* **Description of the task**
For this exercise, repeat all of the material verbatim apart from its images.

* **Stored entries**
----------

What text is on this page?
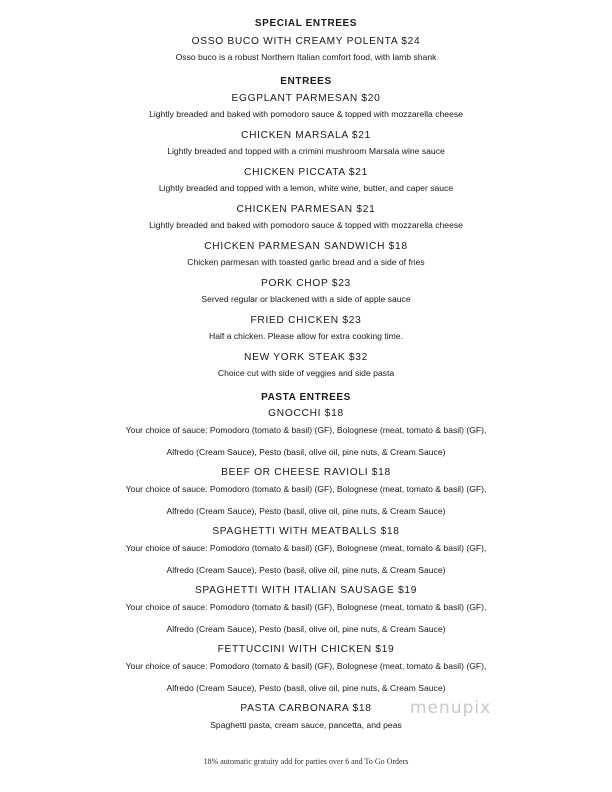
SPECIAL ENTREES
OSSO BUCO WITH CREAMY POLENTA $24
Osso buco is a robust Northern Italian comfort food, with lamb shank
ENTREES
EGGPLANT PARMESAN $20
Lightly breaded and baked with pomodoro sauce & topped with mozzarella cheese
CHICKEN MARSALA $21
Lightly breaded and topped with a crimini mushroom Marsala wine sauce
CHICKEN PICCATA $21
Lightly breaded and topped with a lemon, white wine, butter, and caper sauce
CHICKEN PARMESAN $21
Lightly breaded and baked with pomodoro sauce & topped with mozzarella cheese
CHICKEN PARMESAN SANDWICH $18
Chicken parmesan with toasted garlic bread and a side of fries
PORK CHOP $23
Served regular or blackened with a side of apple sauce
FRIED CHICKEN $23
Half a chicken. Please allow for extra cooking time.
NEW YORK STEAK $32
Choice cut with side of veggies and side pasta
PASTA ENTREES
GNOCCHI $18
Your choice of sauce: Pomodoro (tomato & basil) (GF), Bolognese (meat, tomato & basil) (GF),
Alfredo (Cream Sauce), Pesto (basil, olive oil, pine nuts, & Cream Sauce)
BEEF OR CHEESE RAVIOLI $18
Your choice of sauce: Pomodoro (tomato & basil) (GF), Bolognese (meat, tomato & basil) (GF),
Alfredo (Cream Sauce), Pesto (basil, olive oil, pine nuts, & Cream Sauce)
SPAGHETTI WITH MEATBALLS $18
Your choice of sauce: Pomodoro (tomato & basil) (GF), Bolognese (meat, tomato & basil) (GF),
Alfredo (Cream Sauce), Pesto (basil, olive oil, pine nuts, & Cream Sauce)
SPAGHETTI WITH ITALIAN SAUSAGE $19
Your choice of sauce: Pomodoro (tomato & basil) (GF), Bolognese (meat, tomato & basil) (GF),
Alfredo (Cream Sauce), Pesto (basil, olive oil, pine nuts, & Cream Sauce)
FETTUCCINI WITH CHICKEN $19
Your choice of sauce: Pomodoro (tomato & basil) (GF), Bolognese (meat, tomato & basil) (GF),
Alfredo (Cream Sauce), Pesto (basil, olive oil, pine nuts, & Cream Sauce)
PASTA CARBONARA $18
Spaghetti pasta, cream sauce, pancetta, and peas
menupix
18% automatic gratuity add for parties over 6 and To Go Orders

----------

* **Solution to this task**
What text is on this page?
SPECIAL ENTREES
OSSO BUCO WITH CREAMY POLENTA $24
Osso buco is a robust Northern Italian comfort food, with lamb shank
ENTREES
EGGPLANT PARMESAN $20
Lightly breaded and baked with pomodoro sauce & topped with mozzarella cheese
CHICKEN MARSALA $21
Lightly breaded and topped with a crimini mushroom Marsala wine sauce
CHICKEN PICCATA $21
Lightly breaded and topped with a lemon, white wine, butter, and caper sauce
CHICKEN PARMESAN $21
Lightly breaded and baked with pomodoro sauce & topped with mozzarella cheese
CHICKEN PARMESAN SANDWICH $18
Chicken parmesan with toasted garlic bread and a side of fries
PORK CHOP $23
Served regular or blackened with a side of apple sauce
FRIED CHICKEN $23
Half a chicken. Please allow for extra cooking time.
NEW YORK STEAK $32
Choice cut with side of veggies and side pasta
PASTA ENTREES
GNOCCHI $18
Your choice of sauce: Pomodoro (tomato & basil) (GF), Bolognese (meat, tomato & basil) (GF),
Alfredo (Cream Sauce), Pesto (basil, olive oil, pine nuts, & Cream Sauce)
BEEF OR CHEESE RAVIOLI $18
Your choice of sauce: Pomodoro (tomato & basil) (GF), Bolognese (meat, tomato & basil) (GF),
Alfredo (Cream Sauce), Pesto (basil, olive oil, pine nuts, & Cream Sauce)
SPAGHETTI WITH MEATBALLS $18
Your choice of sauce: Pomodoro (tomato & basil) (GF), Bolognese (meat, tomato & basil) (GF),
Alfredo (Cream Sauce), Pesto (basil, olive oil, pine nuts, & Cream Sauce)
SPAGHETTI WITH ITALIAN SAUSAGE $19
Your choice of sauce: Pomodoro (tomato & basil) (GF), Bolognese (meat, tomato & basil) (GF),
Alfredo (Cream Sauce), Pesto (basil, olive oil, pine nuts, & Cream Sauce)
FETTUCCINI WITH CHICKEN $19
Your choice of sauce: Pomodoro (tomato & basil) (GF), Bolognese (meat, tomato & basil) (GF),
Alfredo (Cream Sauce), Pesto (basil, olive oil, pine nuts, & Cream Sauce)
PASTA CARBONARA $18
Spaghetti pasta, cream sauce, pancetta, and peas
menupix
18% automatic gratuity add for parties over 6 and To Go Orders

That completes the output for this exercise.